> [Problem] Tally the lines with the word "policing" and report the number alone.
::::
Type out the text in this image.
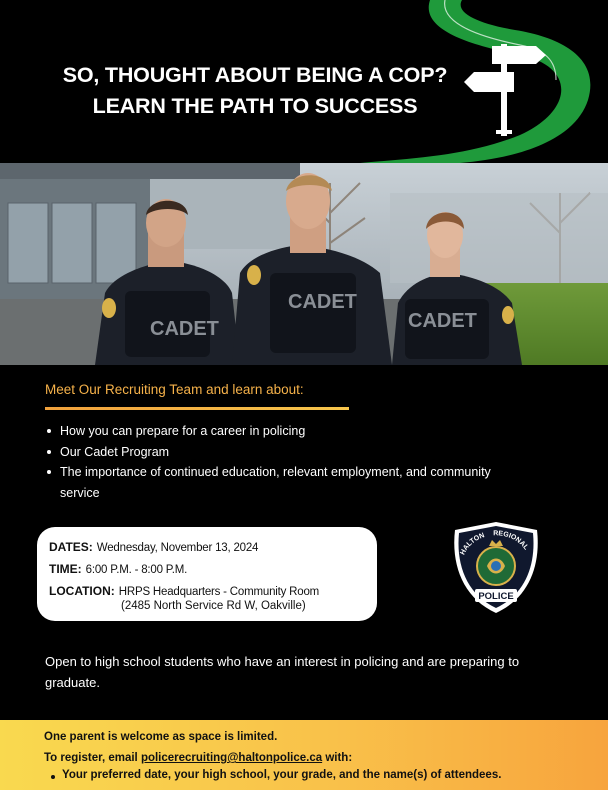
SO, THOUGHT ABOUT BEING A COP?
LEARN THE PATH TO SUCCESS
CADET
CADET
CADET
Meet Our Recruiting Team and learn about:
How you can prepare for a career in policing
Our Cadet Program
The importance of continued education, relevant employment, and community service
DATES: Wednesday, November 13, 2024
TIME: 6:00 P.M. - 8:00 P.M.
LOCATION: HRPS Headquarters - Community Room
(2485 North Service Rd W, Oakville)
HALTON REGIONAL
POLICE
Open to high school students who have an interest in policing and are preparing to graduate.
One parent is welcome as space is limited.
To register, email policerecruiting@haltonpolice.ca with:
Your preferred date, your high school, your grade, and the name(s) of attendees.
::::
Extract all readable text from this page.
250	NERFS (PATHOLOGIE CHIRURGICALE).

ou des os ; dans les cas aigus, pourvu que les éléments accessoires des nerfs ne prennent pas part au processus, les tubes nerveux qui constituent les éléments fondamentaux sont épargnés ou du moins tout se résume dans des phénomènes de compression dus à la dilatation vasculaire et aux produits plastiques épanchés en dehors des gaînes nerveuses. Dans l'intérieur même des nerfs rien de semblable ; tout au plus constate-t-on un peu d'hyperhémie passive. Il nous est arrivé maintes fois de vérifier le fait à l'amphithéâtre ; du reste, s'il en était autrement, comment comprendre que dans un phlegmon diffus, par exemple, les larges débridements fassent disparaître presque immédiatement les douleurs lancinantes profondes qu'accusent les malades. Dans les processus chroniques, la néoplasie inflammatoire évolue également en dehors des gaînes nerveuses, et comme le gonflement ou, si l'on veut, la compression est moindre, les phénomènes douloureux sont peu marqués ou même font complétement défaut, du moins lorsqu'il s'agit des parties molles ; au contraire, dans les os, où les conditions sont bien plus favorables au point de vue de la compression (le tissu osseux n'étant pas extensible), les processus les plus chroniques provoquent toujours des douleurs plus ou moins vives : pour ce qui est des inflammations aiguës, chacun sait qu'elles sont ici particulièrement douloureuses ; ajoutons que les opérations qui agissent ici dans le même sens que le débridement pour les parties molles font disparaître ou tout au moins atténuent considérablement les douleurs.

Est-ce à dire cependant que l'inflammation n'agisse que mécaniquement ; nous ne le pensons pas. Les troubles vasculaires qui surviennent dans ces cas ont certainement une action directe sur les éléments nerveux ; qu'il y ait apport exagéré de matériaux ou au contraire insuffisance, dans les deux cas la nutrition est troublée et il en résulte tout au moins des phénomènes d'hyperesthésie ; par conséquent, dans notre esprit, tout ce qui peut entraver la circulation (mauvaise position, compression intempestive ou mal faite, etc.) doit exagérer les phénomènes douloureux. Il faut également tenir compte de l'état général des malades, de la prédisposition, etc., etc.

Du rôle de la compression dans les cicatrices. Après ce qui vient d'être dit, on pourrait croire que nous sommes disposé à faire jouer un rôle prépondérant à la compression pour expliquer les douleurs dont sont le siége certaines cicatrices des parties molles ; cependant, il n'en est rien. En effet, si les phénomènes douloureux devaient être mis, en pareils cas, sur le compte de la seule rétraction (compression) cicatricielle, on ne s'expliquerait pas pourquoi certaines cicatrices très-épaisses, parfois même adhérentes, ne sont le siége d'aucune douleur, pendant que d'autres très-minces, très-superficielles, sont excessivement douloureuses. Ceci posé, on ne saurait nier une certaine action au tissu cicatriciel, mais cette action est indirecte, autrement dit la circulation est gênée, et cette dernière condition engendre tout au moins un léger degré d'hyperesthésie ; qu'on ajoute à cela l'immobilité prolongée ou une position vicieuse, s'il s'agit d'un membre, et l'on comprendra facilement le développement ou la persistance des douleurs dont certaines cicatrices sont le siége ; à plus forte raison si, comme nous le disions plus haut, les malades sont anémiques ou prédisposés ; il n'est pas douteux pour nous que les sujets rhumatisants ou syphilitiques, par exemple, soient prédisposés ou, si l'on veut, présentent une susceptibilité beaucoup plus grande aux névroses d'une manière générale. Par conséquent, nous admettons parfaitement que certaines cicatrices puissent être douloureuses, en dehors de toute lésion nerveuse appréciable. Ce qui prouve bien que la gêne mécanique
::::
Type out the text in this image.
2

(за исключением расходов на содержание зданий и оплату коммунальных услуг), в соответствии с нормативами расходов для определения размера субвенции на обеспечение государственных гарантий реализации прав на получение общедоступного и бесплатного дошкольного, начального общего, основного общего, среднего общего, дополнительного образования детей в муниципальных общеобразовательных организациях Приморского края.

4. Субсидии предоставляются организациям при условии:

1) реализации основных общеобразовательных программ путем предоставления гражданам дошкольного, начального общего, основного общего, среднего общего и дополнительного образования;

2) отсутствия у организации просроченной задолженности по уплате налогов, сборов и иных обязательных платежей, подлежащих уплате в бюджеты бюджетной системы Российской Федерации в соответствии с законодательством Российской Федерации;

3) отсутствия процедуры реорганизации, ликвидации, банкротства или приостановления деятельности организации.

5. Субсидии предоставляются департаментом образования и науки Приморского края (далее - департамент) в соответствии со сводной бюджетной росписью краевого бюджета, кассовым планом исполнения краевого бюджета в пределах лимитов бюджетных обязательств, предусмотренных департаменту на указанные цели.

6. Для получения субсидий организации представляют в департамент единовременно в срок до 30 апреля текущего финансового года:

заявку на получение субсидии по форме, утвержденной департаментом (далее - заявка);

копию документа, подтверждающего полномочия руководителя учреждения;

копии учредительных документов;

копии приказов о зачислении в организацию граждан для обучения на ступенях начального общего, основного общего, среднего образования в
::::
> [Solution to this task] 2